Check each line of the records below and collect those holding "marker".

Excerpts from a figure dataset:
+ + +
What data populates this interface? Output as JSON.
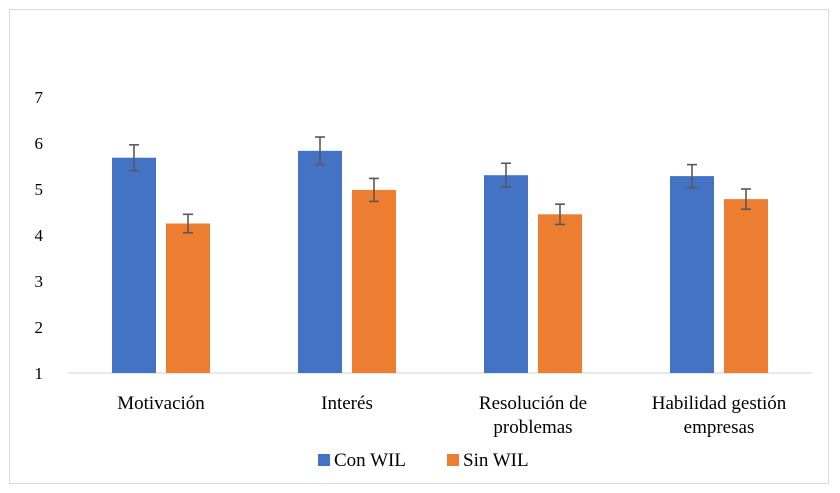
{
  "chart_data": {
    "type": "bar",
    "categories": [
      [
        "Motivación"
      ],
      [
        "Interés"
      ],
      [
        "Resolución de",
        "problemas"
      ],
      [
        "Habilidad gestión",
        "empresas"
      ]
    ],
    "series": [
      {
        "name": "Con WIL",
        "color": "#4472c4",
        "values": [
          5.68,
          5.83,
          5.3,
          5.28
        ],
        "errors": [
          0.28,
          0.3,
          0.26,
          0.25
        ]
      },
      {
        "name": "Sin WIL",
        "color": "#ed7d31",
        "values": [
          4.25,
          4.98,
          4.45,
          4.78
        ],
        "errors": [
          0.2,
          0.25,
          0.22,
          0.22
        ]
      }
    ],
    "yticks": [
      "1",
      "2",
      "3",
      "4",
      "5",
      "6",
      "7"
    ],
    "ylim": [
      1,
      7
    ],
    "grid": false,
    "error_bar_color": "#595959",
    "legend_position": "bottom"
  }
}
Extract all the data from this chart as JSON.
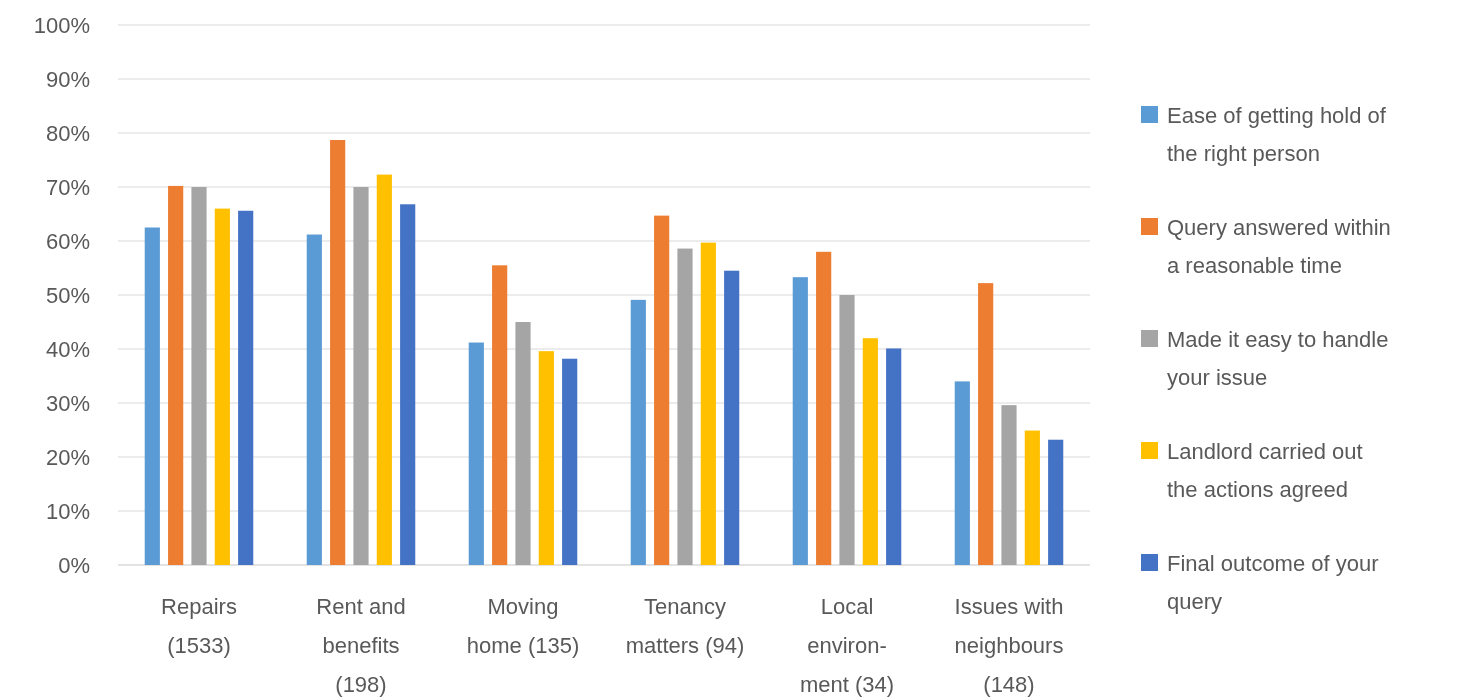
{
  "chart_data": {
    "type": "bar",
    "categories": [
      "Repairs\n(1533)",
      "Rent and\nbenefits\n(198)",
      "Moving\nhome (135)",
      "Tenancy\nmatters (94)",
      "Local\nenviron-\nment (34)",
      "Issues with\nneighbours\n(148)"
    ],
    "series": [
      {
        "name": "Ease of getting hold of\nthe right person",
        "color": "#5b9bd5",
        "values": [
          62.5,
          61.2,
          41.2,
          49.1,
          53.3,
          34
        ]
      },
      {
        "name": "Query answered within\na reasonable time",
        "color": "#ed7d31",
        "values": [
          70.2,
          78.7,
          55.5,
          64.7,
          58,
          52.2
        ]
      },
      {
        "name": "Made it easy to handle\nyour issue",
        "color": "#a5a5a5",
        "values": [
          70,
          70,
          45,
          58.6,
          50,
          29.6
        ]
      },
      {
        "name": "Landlord carried out\nthe actions agreed",
        "color": "#ffc000",
        "values": [
          66,
          72.3,
          39.6,
          59.7,
          42,
          24.9
        ]
      },
      {
        "name": "Final outcome of your\nquery",
        "color": "#4472c4",
        "values": [
          65.6,
          66.8,
          38.2,
          54.5,
          40.1,
          23.2
        ]
      }
    ],
    "ylim": [
      0,
      100
    ],
    "yticks": [
      {
        "value": 0,
        "label": "0%"
      },
      {
        "value": 10,
        "label": "10%"
      },
      {
        "value": 20,
        "label": "20%"
      },
      {
        "value": 30,
        "label": "30%"
      },
      {
        "value": 40,
        "label": "40%"
      },
      {
        "value": 50,
        "label": "50%"
      },
      {
        "value": 60,
        "label": "60%"
      },
      {
        "value": 70,
        "label": "70%"
      },
      {
        "value": 80,
        "label": "80%"
      },
      {
        "value": 90,
        "label": "90%"
      },
      {
        "value": 100,
        "label": "100%"
      }
    ],
    "grid": "y",
    "legend": "right"
  }
}
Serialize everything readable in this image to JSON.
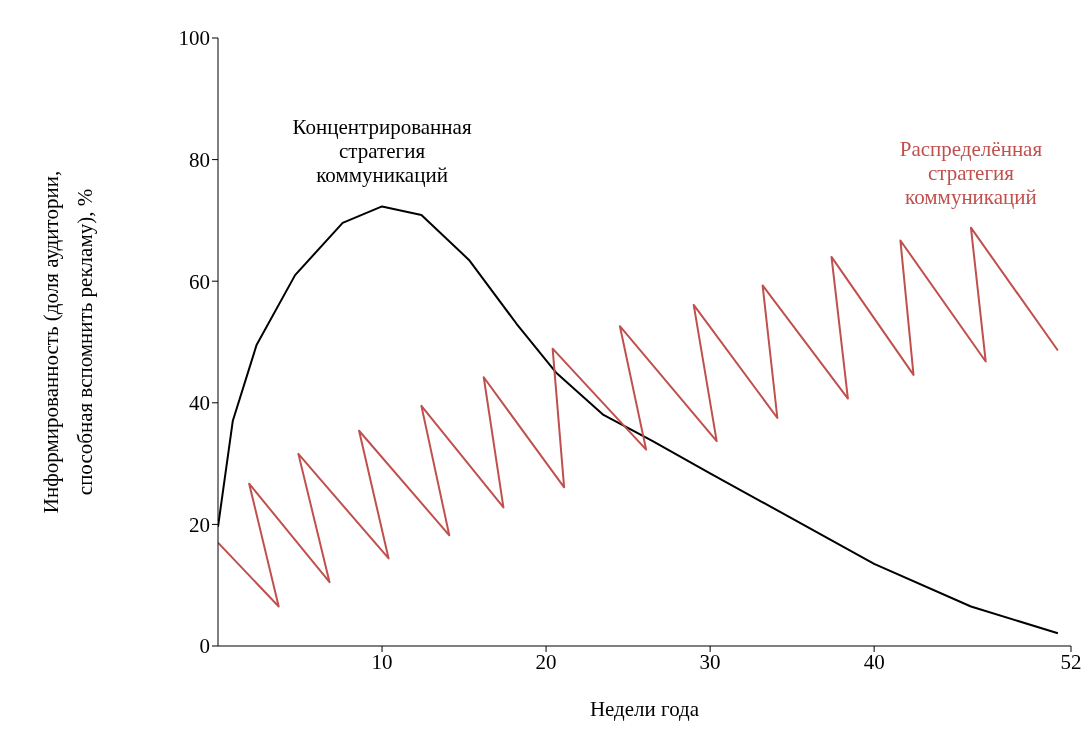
{
  "chart_data": {
    "type": "line",
    "xlabel": "Недели года",
    "ylabel": "Информированность (доля аудитории, способная вспомнить рекламу), %",
    "xlim": [
      0,
      52
    ],
    "xticks": [
      10,
      20,
      30,
      40,
      52
    ],
    "ylim": [
      0,
      100
    ],
    "yticks": [
      0,
      20,
      40,
      60,
      80,
      100
    ],
    "grid": false,
    "legend": false,
    "marker": "none",
    "line_style": "solid",
    "series": [
      {
        "name": "Концентрированная стратегия коммуникаций",
        "color": "#000000",
        "x": [
          0,
          0.9,
          2.35,
          4.7,
          7.6,
          10,
          12.4,
          15.3,
          18.2,
          20.6,
          23.5,
          26.5,
          30,
          34.1,
          40,
          45.9,
          51.2
        ],
        "values": [
          19.6,
          37,
          49.5,
          61,
          69.6,
          72.3,
          70.9,
          63.5,
          53,
          45,
          38,
          33.7,
          28.4,
          22.3,
          13.5,
          6.5,
          2.1
        ]
      },
      {
        "name": "Распределённая стратегия коммуникаций",
        "color": "#c0504d",
        "x": [
          0,
          3.7,
          1.9,
          6.8,
          4.9,
          10.4,
          8.6,
          14.1,
          12.4,
          17.4,
          16.2,
          21.1,
          20.4,
          26.1,
          24.5,
          30.4,
          29,
          34.1,
          33.2,
          38.4,
          37.4,
          42.4,
          41.6,
          46.8,
          45.9,
          51.2
        ],
        "values": [
          17,
          6.5,
          26.7,
          10.5,
          31.6,
          14.4,
          35.4,
          18.2,
          39.5,
          22.8,
          44.2,
          26.1,
          48.9,
          32.3,
          52.6,
          33.7,
          56.1,
          37.5,
          59.3,
          40.7,
          64,
          44.6,
          66.7,
          46.8,
          68.8,
          48.6
        ]
      }
    ]
  }
}
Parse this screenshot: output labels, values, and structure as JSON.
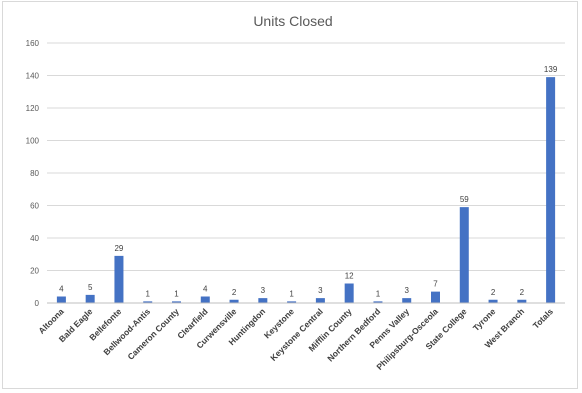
{
  "chart_data": {
    "type": "bar",
    "title": "Units Closed",
    "xlabel": "",
    "ylabel": "",
    "ylim": [
      0,
      160
    ],
    "yticks": [
      0,
      20,
      40,
      60,
      80,
      100,
      120,
      140,
      160
    ],
    "grid": true,
    "legend": "none",
    "bar_color": "#4472c4",
    "categories": [
      "Altoona",
      "Bald Eagle",
      "Bellefonte",
      "Bellwood-Antis",
      "Cameron County",
      "Clearfield",
      "Curwensville",
      "Huntingdon",
      "Keystone",
      "Keystone Central",
      "Mifflin County",
      "Northern Bedford",
      "Penns Valley",
      "Philipsburg-Osceola",
      "State College",
      "Tyrone",
      "West Branch",
      "Totals"
    ],
    "values": [
      4,
      5,
      29,
      1,
      1,
      4,
      2,
      3,
      1,
      3,
      12,
      1,
      3,
      7,
      59,
      2,
      2,
      139
    ]
  }
}
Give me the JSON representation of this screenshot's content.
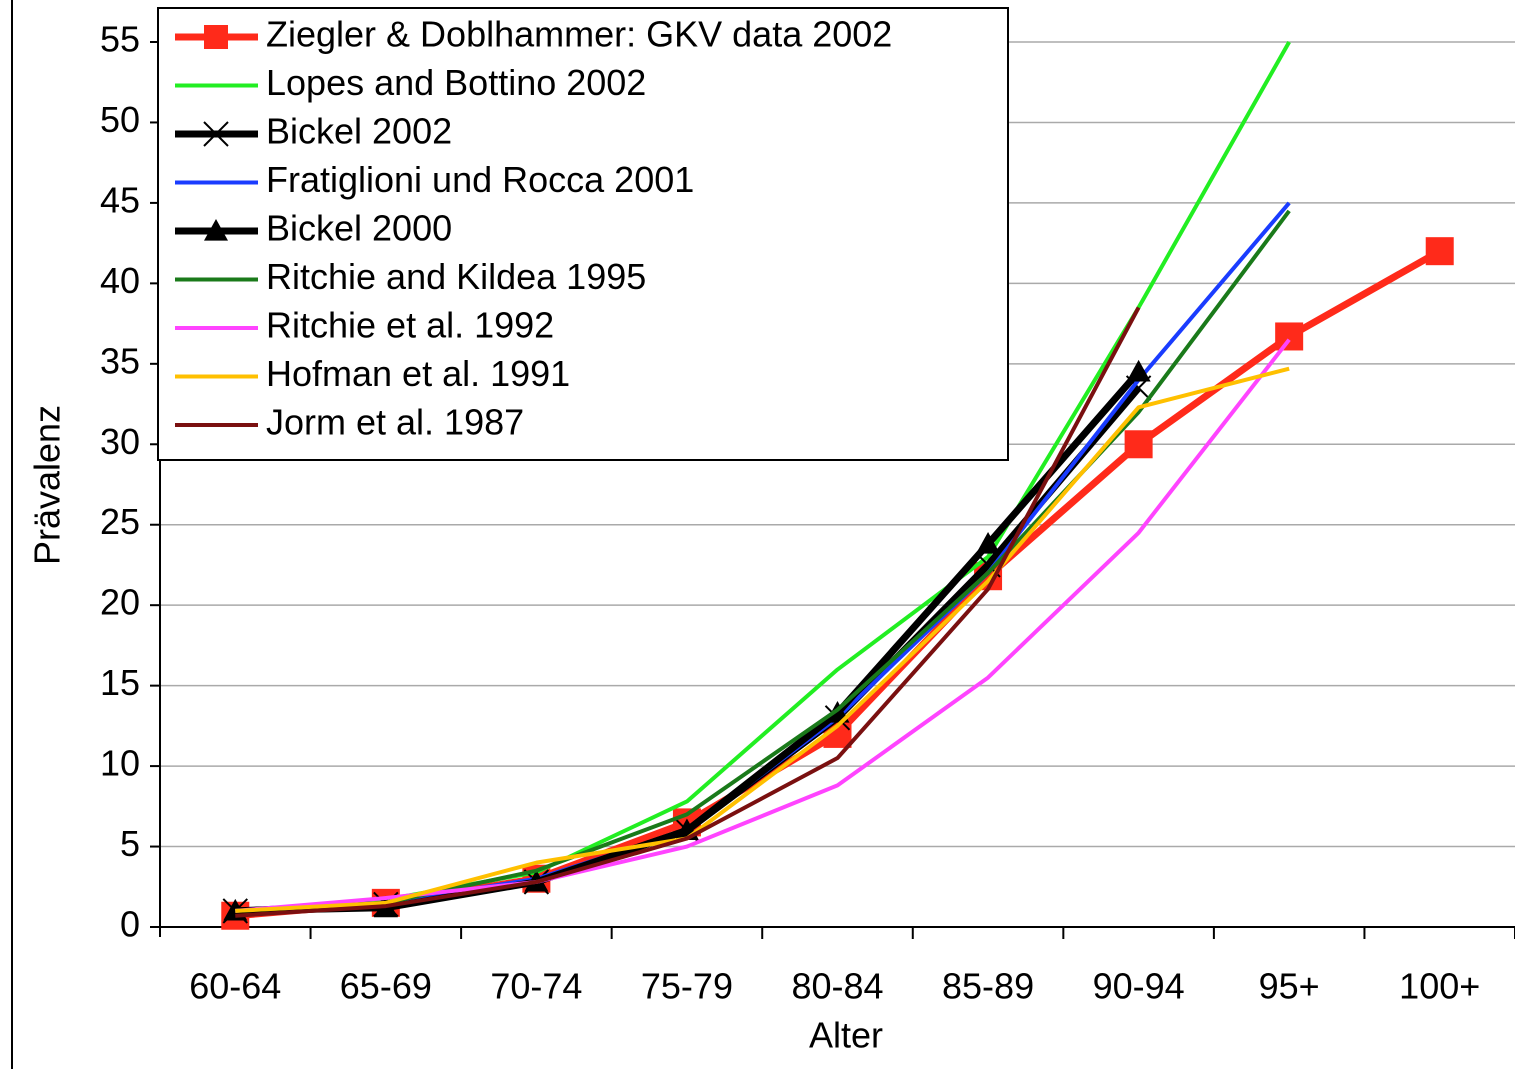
{
  "chart_data": {
    "type": "line",
    "y_label": "Prävalenz",
    "x_label": "Alter",
    "categories": [
      "60-64",
      "65-69",
      "70-74",
      "75-79",
      "80-84",
      "85-89",
      "90-94",
      "95+",
      "100+"
    ],
    "ylim": [
      0,
      55
    ],
    "yticks": [
      0,
      5,
      10,
      15,
      20,
      25,
      30,
      35,
      40,
      45,
      50,
      55
    ],
    "grid": true,
    "legend": "upper left",
    "series": [
      {
        "name": "Ziegler & Doblhammer: GKV data 2002",
        "color": "#ff2a1a",
        "marker": "square",
        "width": 7,
        "values": [
          0.7,
          1.5,
          3.0,
          6.5,
          12,
          21.8,
          30,
          36.7,
          42
        ]
      },
      {
        "name": "Lopes and Bottino 2002",
        "color": "#22ee22",
        "width": 4,
        "values": [
          1.0,
          1.7,
          3.4,
          7.8,
          16,
          23,
          38.5,
          55,
          null
        ]
      },
      {
        "name": "Bickel 2002",
        "color": "#000000",
        "marker": "x",
        "width": 7,
        "values": [
          1.0,
          1.4,
          2.8,
          6.0,
          13.0,
          22.5,
          33.5,
          null,
          null
        ]
      },
      {
        "name": "Fratiglioni und Rocca 2001",
        "color": "#1a3cff",
        "width": 4,
        "values": [
          1.0,
          1.5,
          3.0,
          6.0,
          13,
          22,
          34,
          45,
          null
        ]
      },
      {
        "name": "Bickel 2000",
        "color": "#000000",
        "marker": "triangle",
        "width": 7,
        "values": [
          1.0,
          1.2,
          2.8,
          6.0,
          13.3,
          23.8,
          34.5,
          null,
          null
        ]
      },
      {
        "name": "Ritchie and Kildea 1995",
        "color": "#1a7a1a",
        "width": 4,
        "values": [
          1.0,
          1.5,
          3.5,
          7.0,
          13.5,
          22,
          32,
          44.5,
          null
        ]
      },
      {
        "name": "Ritchie et al. 1992",
        "color": "#ff44ff",
        "width": 4,
        "values": [
          1.0,
          1.8,
          2.8,
          5.0,
          8.8,
          15.5,
          24.5,
          36.5,
          null
        ]
      },
      {
        "name": "Hofman et al. 1991",
        "color": "#ffc000",
        "width": 4,
        "values": [
          1.0,
          1.5,
          4.0,
          5.5,
          12.5,
          21.5,
          32.3,
          34.7,
          null
        ]
      },
      {
        "name": "Jorm et al. 1987",
        "color": "#7a1010",
        "width": 4,
        "values": [
          0.7,
          1.3,
          2.8,
          5.5,
          10.5,
          21,
          38.5,
          null,
          null
        ]
      }
    ]
  }
}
+ + +
# The result:
    "marker": "none",
        "marker": "square",
        "marker": "x",
        "marker": "triangle",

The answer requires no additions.